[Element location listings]
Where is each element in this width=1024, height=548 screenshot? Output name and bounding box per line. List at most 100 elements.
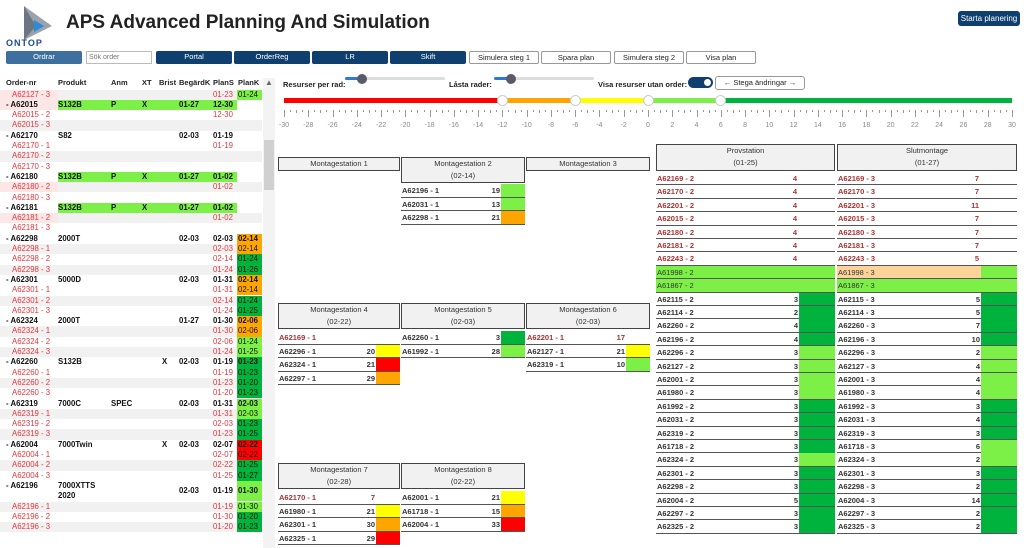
station-order-row[interactable]: A62319 - 2 3 (656, 426, 835, 440)
station-order-row[interactable]: A62169 - 3 7 (837, 172, 1017, 186)
orderreg-button[interactable]: OrderReg (234, 51, 310, 64)
order-row[interactable]: A62181 - 3 (0, 223, 262, 233)
column-header[interactable]: Anm (111, 78, 128, 87)
station-order-row[interactable]: A62196 - 1 19 (401, 184, 525, 198)
station-order-row[interactable]: A62127 - 2 3 (656, 359, 835, 373)
station-order-row[interactable]: A62201 - 3 11 (837, 198, 1017, 213)
order-row[interactable]: - A62004 7000Twin X 02-03 02-07 02-22 (0, 439, 262, 450)
station-order-row[interactable]: A61718 - 3 6 (837, 440, 1017, 454)
station-order-row[interactable]: A62324 - 2 3 (656, 453, 835, 467)
order-row[interactable]: A62170 - 2 (0, 151, 262, 162)
order-row[interactable]: A62196 - 3 01-20 01-23 (0, 522, 262, 533)
station-order-row[interactable]: A62196 - 2 4 (656, 332, 835, 347)
order-row[interactable]: A62004 - 2 02-22 01-25 (0, 460, 262, 471)
station-order-row[interactable]: A62015 - 3 7 (837, 212, 1017, 226)
station-order-row[interactable]: A62298 - 2 3 (656, 480, 835, 494)
order-row[interactable]: A62324 - 1 01-30 02-06 (0, 326, 262, 337)
station-order-row[interactable]: A61718 - 1 15 (401, 504, 525, 519)
station-order-row[interactable]: A62196 - 3 10 (837, 332, 1017, 347)
station-order-row[interactable]: A61992 - 2 3 (656, 399, 835, 414)
order-row[interactable]: A62324 - 3 01-24 01-25 (0, 347, 262, 358)
order-row[interactable]: A62324 - 2 02-06 01-24 (0, 336, 262, 347)
station-order-row[interactable]: A62243 - 2 4 (656, 252, 835, 266)
show-resources-toggle[interactable] (688, 77, 713, 88)
station-order-row[interactable]: A61992 - 1 28 (401, 344, 525, 359)
station-order-row[interactable]: A61980 - 2 3 (656, 386, 835, 400)
order-row[interactable]: A62298 - 2 02-14 01-24 (0, 254, 262, 265)
column-header[interactable]: XT (142, 78, 152, 87)
station-order-row[interactable]: A62181 - 2 4 (656, 239, 835, 253)
station-order-row[interactable]: A62004 - 2 5 (656, 493, 835, 507)
scrollbar-thumb[interactable] (264, 140, 274, 190)
station-order-row[interactable]: A62001 - 3 4 (837, 373, 1017, 387)
range-thumb[interactable] (569, 95, 581, 106)
column-header[interactable]: BegärdK (179, 78, 211, 87)
order-row[interactable]: - A62015 S132B P X 01-27 12-30 (0, 99, 262, 111)
resources-per-row-slider[interactable] (345, 74, 445, 84)
order-row[interactable]: A62180 - 3 (0, 193, 262, 203)
orders-button[interactable]: Ordrar (6, 51, 82, 64)
save-plan-button[interactable]: Spara plan (541, 51, 611, 64)
station-order-row[interactable]: A61867 - 2 (656, 279, 835, 293)
station-order-row[interactable]: A62004 - 3 14 (837, 493, 1017, 507)
order-row[interactable]: A62298 - 1 02-03 02-14 (0, 244, 262, 255)
station-order-row[interactable]: A62324 - 1 21 (278, 358, 400, 372)
order-row[interactable]: - A62301 5000D 02-03 01-31 02-14 (0, 274, 262, 286)
station-order-row[interactable]: A62298 - 3 2 (837, 480, 1017, 494)
skift-button[interactable]: Skift (390, 51, 466, 64)
station-order-row[interactable]: A62296 - 1 20 (278, 344, 400, 359)
station-order-row[interactable]: A61992 - 3 3 (837, 399, 1017, 414)
station-order-row[interactable]: A62325 - 3 2 (837, 520, 1017, 534)
lr-button[interactable]: LR (312, 51, 388, 64)
order-row[interactable]: - A62196 7000XTTS 2020 02-03 01-19 01-30 (0, 480, 262, 502)
station-order-row[interactable]: A62004 - 1 33 (401, 518, 525, 532)
order-row[interactable]: A62260 - 1 01-19 01-23 (0, 367, 262, 378)
station-order-row[interactable]: A62319 - 1 10 (526, 358, 650, 372)
station-order-row[interactable]: A61867 - 3 (837, 279, 1017, 293)
station-order-row[interactable]: A62296 - 2 3 (656, 346, 835, 360)
station-order-row[interactable]: A62031 - 2 3 (656, 413, 835, 427)
station-order-row[interactable]: A62325 - 2 3 (656, 520, 835, 534)
station-order-row[interactable]: A62297 - 3 2 (837, 507, 1017, 521)
station-order-row[interactable]: A62169 - 2 4 (656, 172, 835, 186)
station-order-row[interactable]: A62301 - 1 30 (278, 518, 400, 532)
order-row[interactable]: A62180 - 2 01-02 (0, 182, 262, 193)
order-row[interactable]: A62004 - 1 02-07 02-22 (0, 450, 262, 461)
arrow-right-icon[interactable]: → (788, 78, 797, 87)
station-order-row[interactable]: A61980 - 3 4 (837, 386, 1017, 400)
scroll-up-icon[interactable]: ▲ (265, 78, 273, 87)
order-row[interactable]: - A62180 S132B P X 01-27 01-02 (0, 171, 262, 183)
arrow-left-icon[interactable]: ← (723, 78, 732, 87)
station-order-row[interactable]: A61998 - 3 (837, 265, 1017, 280)
order-row[interactable]: A62319 - 2 02-03 01-23 (0, 419, 262, 430)
order-row[interactable]: A62196 - 2 01-30 01-20 (0, 511, 262, 523)
order-row[interactable]: A62004 - 3 01-25 01-27 (0, 470, 262, 481)
station-order-row[interactable]: A62001 - 1 21 (401, 491, 525, 505)
station-order-row[interactable]: A62260 - 3 7 (837, 319, 1017, 333)
station-order-row[interactable]: A62297 - 1 29 (278, 371, 400, 386)
station-order-row[interactable]: A62324 - 3 2 (837, 453, 1017, 467)
station-order-row[interactable]: A62114 - 3 5 (837, 306, 1017, 320)
range-thumb[interactable] (496, 95, 508, 106)
station-order-row[interactable]: A62325 - 1 29 (278, 531, 400, 546)
station-order-row[interactable]: A62301 - 3 3 (837, 466, 1017, 481)
station-order-row[interactable]: A62319 - 3 3 (837, 426, 1017, 440)
column-header[interactable]: PlanS (213, 78, 234, 87)
column-header[interactable]: PlanK (238, 78, 260, 87)
station-order-row[interactable]: A62115 - 2 3 (656, 292, 835, 306)
order-row[interactable]: A62319 - 1 01-31 02-03 (0, 408, 262, 420)
show-plan-button[interactable]: Visa plan (686, 51, 756, 64)
order-row[interactable]: A62015 - 3 (0, 120, 262, 131)
column-header[interactable]: Brist (159, 78, 177, 87)
order-row[interactable]: - A62319 7000C SPEC 02-03 01-31 02-03 (0, 398, 262, 409)
station-order-row[interactable]: A62301 - 2 3 (656, 466, 835, 481)
step-changes-button[interactable]: ← Stega ändringar → (715, 76, 805, 90)
station-order-row[interactable]: A61718 - 2 3 (656, 440, 835, 454)
station-order-row[interactable]: A62170 - 3 7 (837, 185, 1017, 199)
station-order-row[interactable]: A62015 - 2 4 (656, 212, 835, 226)
station-order-row[interactable]: A62180 - 3 7 (837, 225, 1017, 239)
station-order-row[interactable]: A62170 - 1 7 (278, 491, 400, 505)
station-order-row[interactable]: A62296 - 3 2 (837, 346, 1017, 360)
station-order-row[interactable]: A61980 - 1 21 (278, 504, 400, 519)
order-row[interactable]: A62170 - 3 (0, 162, 262, 172)
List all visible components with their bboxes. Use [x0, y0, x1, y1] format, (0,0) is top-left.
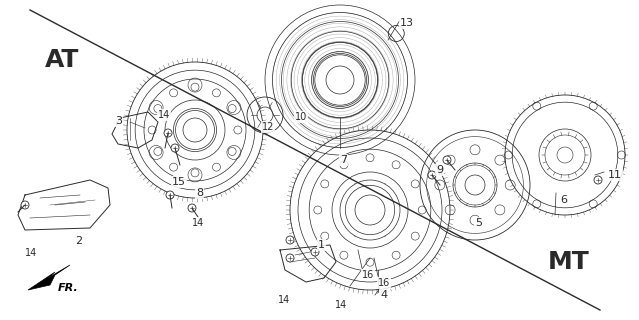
Text: FR.: FR. [58, 283, 79, 293]
Text: 5: 5 [475, 218, 482, 228]
Text: 14: 14 [278, 295, 290, 305]
Circle shape [428, 171, 436, 179]
Circle shape [171, 144, 179, 152]
Text: 10: 10 [295, 112, 307, 122]
Text: 14: 14 [192, 218, 204, 228]
Text: 3: 3 [115, 116, 122, 126]
Circle shape [164, 129, 172, 137]
Polygon shape [28, 265, 70, 290]
Circle shape [21, 201, 29, 209]
Text: 8: 8 [196, 188, 203, 198]
Text: 14: 14 [335, 300, 347, 310]
Text: 1: 1 [318, 240, 325, 250]
Text: 7: 7 [340, 155, 347, 165]
Text: 15: 15 [172, 177, 186, 187]
Circle shape [286, 236, 294, 244]
Text: 12: 12 [262, 122, 274, 132]
Text: 2: 2 [75, 236, 82, 246]
Circle shape [166, 191, 174, 199]
Text: 13: 13 [400, 18, 414, 28]
Text: MT: MT [548, 250, 590, 274]
Text: 14: 14 [158, 110, 170, 120]
Text: 16: 16 [362, 270, 374, 280]
Text: 6: 6 [560, 195, 567, 205]
Circle shape [188, 204, 196, 212]
Text: 9: 9 [436, 165, 443, 175]
Circle shape [286, 254, 294, 262]
Text: 4: 4 [380, 290, 387, 300]
Text: 16: 16 [378, 278, 390, 288]
Circle shape [311, 248, 319, 256]
Text: AT: AT [45, 48, 79, 72]
Text: 11: 11 [608, 170, 622, 180]
Circle shape [594, 176, 602, 184]
Text: 14: 14 [25, 248, 37, 258]
Circle shape [443, 156, 451, 164]
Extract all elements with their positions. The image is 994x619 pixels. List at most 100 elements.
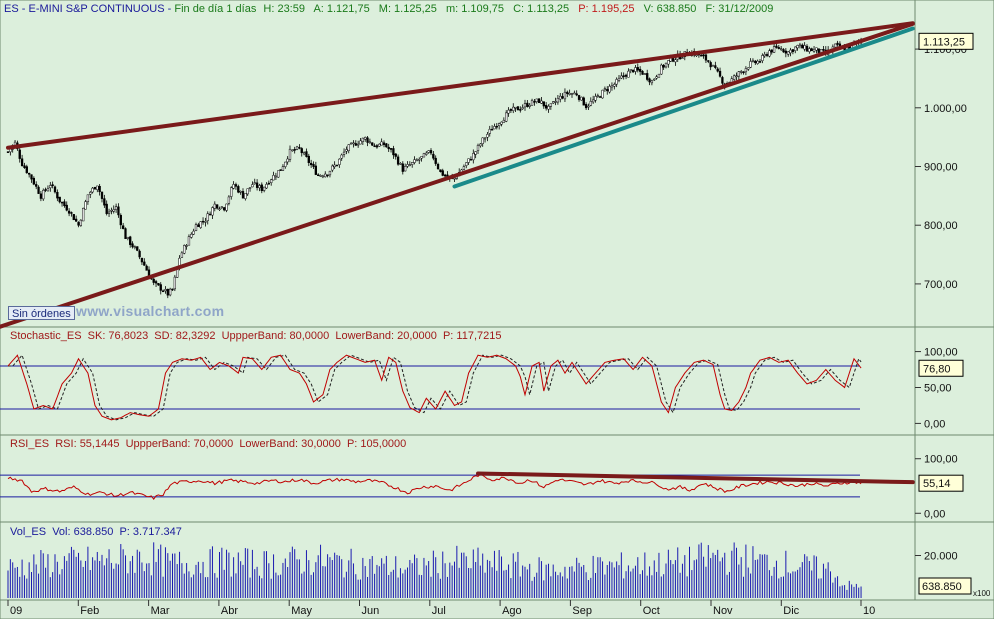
x-axis-label-10: 10 [863, 605, 875, 617]
stochastic-last-value: 76,80 [923, 363, 951, 375]
price-candle [798, 44, 802, 47]
price-candle [490, 128, 494, 131]
price-candle [704, 54, 708, 61]
price-candle [96, 185, 99, 190]
price-candle [434, 157, 437, 164]
header-symbol: ES [4, 3, 19, 15]
price-candle [378, 143, 381, 147]
price-candle [317, 174, 320, 177]
price-candle [784, 50, 788, 54]
price-candle [44, 189, 47, 191]
price-candle [199, 221, 202, 228]
price-candle [599, 96, 602, 98]
price-candle [197, 224, 200, 227]
header-high: M: 1.125,25 [379, 3, 437, 15]
price-candle [122, 225, 125, 229]
price-candle [267, 182, 271, 185]
price-candle [575, 93, 578, 96]
price-candle [639, 68, 642, 72]
price-candle [674, 59, 677, 63]
price-candle [112, 209, 115, 212]
price-trendline-red [6, 21, 915, 150]
price-candle [643, 73, 647, 75]
price-candle [302, 152, 306, 155]
price-candle [737, 71, 741, 77]
price-candle [822, 49, 825, 51]
price-candle [126, 236, 129, 239]
price-candle [667, 60, 670, 65]
price-candle [270, 179, 273, 183]
price-candle [248, 187, 252, 189]
price-candle [18, 149, 21, 159]
price-candle [735, 75, 738, 78]
price-candle [53, 186, 57, 193]
price-candle [328, 170, 332, 176]
price-candle [63, 201, 66, 207]
price-candle [406, 164, 409, 167]
price-candle [627, 70, 630, 78]
price-candle [223, 207, 226, 211]
price-candle [453, 177, 456, 180]
price-candle [35, 184, 38, 187]
price-candle [603, 88, 607, 91]
price-candle [476, 144, 480, 151]
price-candle [305, 151, 308, 157]
price-candle [420, 156, 423, 159]
price-candle [366, 137, 369, 143]
price-candle [295, 146, 299, 150]
price-candle [547, 106, 550, 110]
price-candle [422, 153, 426, 158]
header-time: H: 23:59 [263, 3, 305, 15]
price-candle [780, 48, 783, 50]
price-candle [56, 192, 59, 199]
header-date: F: 31/12/2009 [705, 3, 773, 15]
price-candle [754, 60, 757, 64]
price-candle [641, 70, 644, 75]
price-candle [481, 137, 484, 144]
price-candle [425, 152, 428, 155]
price-candle [9, 148, 12, 153]
volume-last-value: 638.850 [922, 581, 962, 593]
orders-button[interactable]: Sin órdenes [8, 306, 75, 320]
price-candle [716, 68, 719, 72]
price-candle [70, 212, 73, 214]
price-candle [321, 175, 325, 178]
price-candle [20, 158, 24, 167]
price-candle [39, 193, 43, 199]
x-axis-label-may: May [291, 605, 312, 617]
price-candle [206, 213, 209, 221]
price-candle [615, 79, 618, 85]
price-candle [274, 175, 278, 178]
price-candle [169, 288, 172, 296]
price-candle [608, 86, 611, 93]
price-candle [117, 206, 120, 216]
price-candle [119, 214, 122, 226]
price-candle [507, 109, 510, 114]
price-candle [201, 220, 205, 223]
price-candle [624, 74, 628, 77]
price-candle [587, 105, 590, 108]
price-candle [498, 123, 501, 127]
price-last-value-box [918, 32, 974, 50]
stochastic-sk-line [7, 354, 862, 421]
price-candle [634, 67, 637, 72]
header-name: E-MINI S&P CONTINUOUS [28, 3, 164, 15]
price-candle [277, 170, 280, 178]
price-candle [568, 93, 571, 95]
price-candle [375, 145, 379, 148]
price-candle [42, 189, 45, 200]
price-candle [805, 45, 809, 52]
price-candle [72, 214, 75, 221]
price-candle [535, 98, 538, 102]
price-candle [359, 140, 362, 145]
price-candle [427, 150, 430, 153]
price-candle [810, 48, 813, 52]
volume-last-value-box [918, 577, 972, 595]
price-candle [545, 105, 548, 109]
price-candle [140, 257, 144, 263]
price-candle [314, 165, 318, 175]
header-p-value: P: 1.195,25 [578, 3, 634, 15]
price-candle [408, 164, 412, 166]
price-candle [67, 210, 71, 214]
price-candle [399, 163, 402, 165]
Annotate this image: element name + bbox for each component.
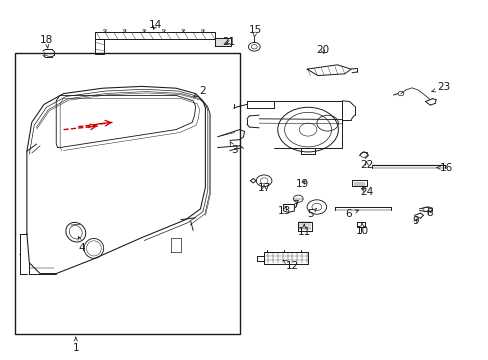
Text: 21: 21 bbox=[222, 37, 235, 48]
Text: 2: 2 bbox=[193, 86, 206, 97]
Text: 17: 17 bbox=[257, 183, 270, 193]
Text: 23: 23 bbox=[431, 82, 450, 92]
Text: 19: 19 bbox=[295, 179, 308, 189]
Text: 8: 8 bbox=[425, 208, 432, 218]
Text: 3: 3 bbox=[230, 142, 238, 156]
Text: 18: 18 bbox=[40, 35, 53, 48]
Text: 22: 22 bbox=[359, 160, 373, 170]
Text: 20: 20 bbox=[316, 45, 328, 55]
Text: 15: 15 bbox=[248, 25, 262, 38]
Text: 14: 14 bbox=[148, 20, 162, 30]
Bar bbox=[15, 53, 239, 334]
Text: 12: 12 bbox=[283, 260, 299, 271]
Text: 4: 4 bbox=[78, 237, 85, 253]
Text: 13: 13 bbox=[277, 206, 291, 216]
Text: 6: 6 bbox=[344, 209, 358, 219]
Text: 1: 1 bbox=[72, 337, 79, 353]
Text: 7: 7 bbox=[291, 200, 298, 210]
Text: 9: 9 bbox=[411, 216, 418, 226]
Text: 24: 24 bbox=[359, 186, 373, 197]
Text: 10: 10 bbox=[356, 223, 368, 236]
Text: 16: 16 bbox=[436, 163, 452, 174]
Text: 11: 11 bbox=[297, 224, 310, 237]
Text: 5: 5 bbox=[306, 208, 316, 219]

- [SET EXERCISE]:
Copy out verbatim the lines of the entries starting at the line that contains "Text: 21: 21 bbox=[222, 37, 235, 48]" and stopping after the line that contains "Text: 9: 9 bbox=[411, 216, 418, 226]", including both of those lines.

- [SOLUTION FOR THIS EXERCISE]:
Text: 21: 21 bbox=[222, 37, 235, 48]
Text: 2: 2 bbox=[193, 86, 206, 97]
Text: 17: 17 bbox=[257, 183, 270, 193]
Text: 23: 23 bbox=[431, 82, 450, 92]
Text: 19: 19 bbox=[295, 179, 308, 189]
Text: 8: 8 bbox=[425, 208, 432, 218]
Text: 3: 3 bbox=[230, 142, 238, 156]
Text: 18: 18 bbox=[40, 35, 53, 48]
Text: 22: 22 bbox=[359, 160, 373, 170]
Text: 20: 20 bbox=[316, 45, 328, 55]
Text: 15: 15 bbox=[248, 25, 262, 38]
Text: 14: 14 bbox=[148, 20, 162, 30]
Bar bbox=[15, 53, 239, 334]
Text: 12: 12 bbox=[283, 260, 299, 271]
Text: 4: 4 bbox=[78, 237, 85, 253]
Text: 13: 13 bbox=[277, 206, 291, 216]
Text: 6: 6 bbox=[344, 209, 358, 219]
Text: 1: 1 bbox=[72, 337, 79, 353]
Text: 7: 7 bbox=[291, 200, 298, 210]
Text: 9: 9 bbox=[411, 216, 418, 226]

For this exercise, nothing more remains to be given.